__Entries taken from a collection__:
________________________

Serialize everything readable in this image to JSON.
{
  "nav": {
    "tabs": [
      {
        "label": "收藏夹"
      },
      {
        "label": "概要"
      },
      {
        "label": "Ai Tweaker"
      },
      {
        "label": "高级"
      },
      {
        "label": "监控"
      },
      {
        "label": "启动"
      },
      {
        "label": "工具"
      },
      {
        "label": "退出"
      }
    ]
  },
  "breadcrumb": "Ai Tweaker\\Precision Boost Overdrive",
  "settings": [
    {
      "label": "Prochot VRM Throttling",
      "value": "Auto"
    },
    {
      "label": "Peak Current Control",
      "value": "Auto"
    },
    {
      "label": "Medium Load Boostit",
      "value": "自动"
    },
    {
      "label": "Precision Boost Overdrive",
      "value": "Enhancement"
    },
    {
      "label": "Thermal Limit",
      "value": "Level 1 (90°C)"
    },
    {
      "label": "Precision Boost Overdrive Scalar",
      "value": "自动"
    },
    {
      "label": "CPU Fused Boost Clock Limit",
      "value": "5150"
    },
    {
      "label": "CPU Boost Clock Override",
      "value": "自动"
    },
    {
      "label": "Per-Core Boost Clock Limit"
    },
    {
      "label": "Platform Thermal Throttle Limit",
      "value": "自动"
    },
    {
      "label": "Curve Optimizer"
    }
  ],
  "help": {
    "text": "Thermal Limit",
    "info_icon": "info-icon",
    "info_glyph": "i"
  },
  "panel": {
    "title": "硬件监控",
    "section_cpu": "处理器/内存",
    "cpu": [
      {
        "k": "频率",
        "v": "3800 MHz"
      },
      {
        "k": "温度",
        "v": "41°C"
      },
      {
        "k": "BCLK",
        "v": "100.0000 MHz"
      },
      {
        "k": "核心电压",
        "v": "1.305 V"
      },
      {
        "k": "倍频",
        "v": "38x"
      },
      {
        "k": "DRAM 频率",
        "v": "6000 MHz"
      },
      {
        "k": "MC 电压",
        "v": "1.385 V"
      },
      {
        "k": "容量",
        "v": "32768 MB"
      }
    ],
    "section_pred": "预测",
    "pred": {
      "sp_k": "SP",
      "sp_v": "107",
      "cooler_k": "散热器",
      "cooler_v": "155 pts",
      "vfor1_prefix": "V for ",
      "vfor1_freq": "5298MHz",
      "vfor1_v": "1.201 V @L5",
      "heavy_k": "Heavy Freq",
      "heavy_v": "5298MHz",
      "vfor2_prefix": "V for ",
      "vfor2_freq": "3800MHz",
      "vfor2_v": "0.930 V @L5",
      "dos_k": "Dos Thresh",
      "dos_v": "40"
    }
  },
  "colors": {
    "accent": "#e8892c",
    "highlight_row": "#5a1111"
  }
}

________________________

__Written task__: Go through the material and select each line with the string "Clock" in it.

__Output below__:
      "label": "CPU Fused Boost Clock Limit",
      "label": "CPU Boost Clock Override",
      "label": "Per-Core Boost Clock Limit"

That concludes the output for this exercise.